■ **WHAT YOU SHOULD DO**: Can you rewrite the material from its first line through the line containing "tuple-label-ec: (ei, ci)", changing "screenshot" to "image" and leaving everything else as it is?

================================

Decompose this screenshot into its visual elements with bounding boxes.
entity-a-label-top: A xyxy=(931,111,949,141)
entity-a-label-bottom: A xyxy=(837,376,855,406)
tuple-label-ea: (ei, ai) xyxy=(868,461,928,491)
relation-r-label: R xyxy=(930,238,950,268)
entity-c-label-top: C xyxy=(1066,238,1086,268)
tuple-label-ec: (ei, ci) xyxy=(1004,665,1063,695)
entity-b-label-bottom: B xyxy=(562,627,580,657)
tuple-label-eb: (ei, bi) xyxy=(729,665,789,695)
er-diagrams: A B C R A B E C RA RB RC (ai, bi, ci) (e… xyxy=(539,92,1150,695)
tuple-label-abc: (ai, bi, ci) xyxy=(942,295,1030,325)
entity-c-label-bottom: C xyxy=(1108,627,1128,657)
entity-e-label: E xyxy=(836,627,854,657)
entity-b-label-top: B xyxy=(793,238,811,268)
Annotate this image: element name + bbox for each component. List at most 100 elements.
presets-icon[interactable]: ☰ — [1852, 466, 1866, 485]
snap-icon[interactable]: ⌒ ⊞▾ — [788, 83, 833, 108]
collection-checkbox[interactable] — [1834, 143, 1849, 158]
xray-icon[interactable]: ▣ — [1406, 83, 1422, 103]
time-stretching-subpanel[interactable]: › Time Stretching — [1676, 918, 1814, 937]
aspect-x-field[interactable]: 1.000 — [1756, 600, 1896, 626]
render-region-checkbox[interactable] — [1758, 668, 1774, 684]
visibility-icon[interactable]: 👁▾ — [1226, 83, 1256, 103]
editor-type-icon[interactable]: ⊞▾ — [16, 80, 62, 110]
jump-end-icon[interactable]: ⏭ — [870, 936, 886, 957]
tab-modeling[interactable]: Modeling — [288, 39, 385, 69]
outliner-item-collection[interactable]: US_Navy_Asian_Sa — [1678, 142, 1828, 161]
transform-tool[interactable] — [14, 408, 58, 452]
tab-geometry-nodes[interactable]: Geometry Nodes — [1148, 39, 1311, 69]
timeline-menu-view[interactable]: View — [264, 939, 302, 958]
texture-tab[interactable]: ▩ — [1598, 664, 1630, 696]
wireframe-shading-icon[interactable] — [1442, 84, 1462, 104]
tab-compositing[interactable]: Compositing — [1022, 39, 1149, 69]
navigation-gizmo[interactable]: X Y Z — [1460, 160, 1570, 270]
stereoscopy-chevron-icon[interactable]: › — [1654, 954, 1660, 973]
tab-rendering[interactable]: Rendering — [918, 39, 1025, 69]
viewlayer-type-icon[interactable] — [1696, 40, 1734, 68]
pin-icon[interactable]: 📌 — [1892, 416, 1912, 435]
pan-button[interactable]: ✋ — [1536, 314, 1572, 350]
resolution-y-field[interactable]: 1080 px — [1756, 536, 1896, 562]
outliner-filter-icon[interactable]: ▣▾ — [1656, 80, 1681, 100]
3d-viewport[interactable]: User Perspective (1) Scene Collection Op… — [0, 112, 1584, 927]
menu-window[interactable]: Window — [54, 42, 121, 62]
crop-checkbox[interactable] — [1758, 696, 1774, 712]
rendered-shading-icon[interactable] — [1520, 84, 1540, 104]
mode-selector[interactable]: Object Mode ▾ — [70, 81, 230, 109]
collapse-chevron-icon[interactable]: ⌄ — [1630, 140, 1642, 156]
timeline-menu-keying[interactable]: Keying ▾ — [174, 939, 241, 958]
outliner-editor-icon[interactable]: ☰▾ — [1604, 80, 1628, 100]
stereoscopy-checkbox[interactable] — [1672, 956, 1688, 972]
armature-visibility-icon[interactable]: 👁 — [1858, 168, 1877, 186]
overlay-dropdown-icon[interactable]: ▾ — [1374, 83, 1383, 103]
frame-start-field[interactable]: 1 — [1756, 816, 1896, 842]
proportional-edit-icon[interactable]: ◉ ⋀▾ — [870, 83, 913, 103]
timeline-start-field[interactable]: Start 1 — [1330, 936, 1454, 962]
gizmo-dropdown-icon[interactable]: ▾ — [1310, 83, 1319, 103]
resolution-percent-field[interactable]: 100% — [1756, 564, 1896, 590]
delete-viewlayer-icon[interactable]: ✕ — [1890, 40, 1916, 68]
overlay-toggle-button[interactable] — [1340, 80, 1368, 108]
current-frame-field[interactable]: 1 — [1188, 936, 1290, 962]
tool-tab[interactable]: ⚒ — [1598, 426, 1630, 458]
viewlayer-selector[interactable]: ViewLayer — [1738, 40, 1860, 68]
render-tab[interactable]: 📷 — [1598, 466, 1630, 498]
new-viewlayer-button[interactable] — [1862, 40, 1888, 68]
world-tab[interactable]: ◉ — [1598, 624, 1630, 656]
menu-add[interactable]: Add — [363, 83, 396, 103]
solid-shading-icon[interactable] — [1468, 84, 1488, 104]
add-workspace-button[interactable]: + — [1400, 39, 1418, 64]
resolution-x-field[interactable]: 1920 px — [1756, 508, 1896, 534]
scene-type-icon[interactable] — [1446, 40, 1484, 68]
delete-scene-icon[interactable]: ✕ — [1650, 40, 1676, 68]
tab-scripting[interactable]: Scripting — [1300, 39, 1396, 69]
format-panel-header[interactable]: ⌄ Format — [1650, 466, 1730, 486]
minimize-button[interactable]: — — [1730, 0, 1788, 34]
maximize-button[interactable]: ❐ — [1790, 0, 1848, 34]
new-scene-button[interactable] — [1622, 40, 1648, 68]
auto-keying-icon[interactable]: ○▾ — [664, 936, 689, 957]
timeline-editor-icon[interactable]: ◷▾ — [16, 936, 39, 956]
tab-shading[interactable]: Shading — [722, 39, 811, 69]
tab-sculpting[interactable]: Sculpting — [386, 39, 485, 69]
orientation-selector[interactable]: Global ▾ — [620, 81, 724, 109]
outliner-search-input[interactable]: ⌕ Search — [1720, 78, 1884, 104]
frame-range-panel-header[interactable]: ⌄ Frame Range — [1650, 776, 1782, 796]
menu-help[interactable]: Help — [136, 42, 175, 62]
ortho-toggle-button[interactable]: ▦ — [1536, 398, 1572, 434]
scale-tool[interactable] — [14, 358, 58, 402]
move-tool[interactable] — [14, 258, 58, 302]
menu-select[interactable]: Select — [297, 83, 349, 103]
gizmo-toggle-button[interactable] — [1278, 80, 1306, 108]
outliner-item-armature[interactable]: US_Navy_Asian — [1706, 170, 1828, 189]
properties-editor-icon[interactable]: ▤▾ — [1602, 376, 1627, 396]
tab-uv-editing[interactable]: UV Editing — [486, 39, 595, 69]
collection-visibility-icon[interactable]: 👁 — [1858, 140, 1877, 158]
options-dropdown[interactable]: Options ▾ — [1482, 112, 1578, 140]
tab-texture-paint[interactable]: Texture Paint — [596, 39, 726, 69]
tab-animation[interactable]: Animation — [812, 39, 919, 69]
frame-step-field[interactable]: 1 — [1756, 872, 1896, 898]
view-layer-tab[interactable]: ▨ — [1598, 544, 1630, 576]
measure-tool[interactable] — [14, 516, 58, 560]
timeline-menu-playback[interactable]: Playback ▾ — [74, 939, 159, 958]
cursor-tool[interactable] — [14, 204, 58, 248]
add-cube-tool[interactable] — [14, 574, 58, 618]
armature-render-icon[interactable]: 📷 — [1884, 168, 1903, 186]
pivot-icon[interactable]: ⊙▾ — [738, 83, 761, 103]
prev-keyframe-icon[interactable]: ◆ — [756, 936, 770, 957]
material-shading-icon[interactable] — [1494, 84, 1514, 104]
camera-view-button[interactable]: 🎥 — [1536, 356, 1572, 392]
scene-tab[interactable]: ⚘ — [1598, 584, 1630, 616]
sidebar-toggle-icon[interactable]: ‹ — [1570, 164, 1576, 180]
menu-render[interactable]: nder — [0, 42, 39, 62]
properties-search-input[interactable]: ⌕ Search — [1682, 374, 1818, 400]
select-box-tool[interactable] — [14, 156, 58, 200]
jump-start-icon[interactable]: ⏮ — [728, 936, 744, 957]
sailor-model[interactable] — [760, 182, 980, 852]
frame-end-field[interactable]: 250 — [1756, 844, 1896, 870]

================================

■ **TASK OUTPUT**:
Decompose this image into its visual elements with bounding boxes.
entity-a-label-top: A xyxy=(931,111,949,141)
entity-a-label-bottom: A xyxy=(837,376,855,406)
tuple-label-ea: (ei, ai) xyxy=(868,461,928,491)
relation-r-label: R xyxy=(930,238,950,268)
entity-c-label-top: C xyxy=(1066,238,1086,268)
tuple-label-ec: (ei, ci) xyxy=(1004,665,1063,695)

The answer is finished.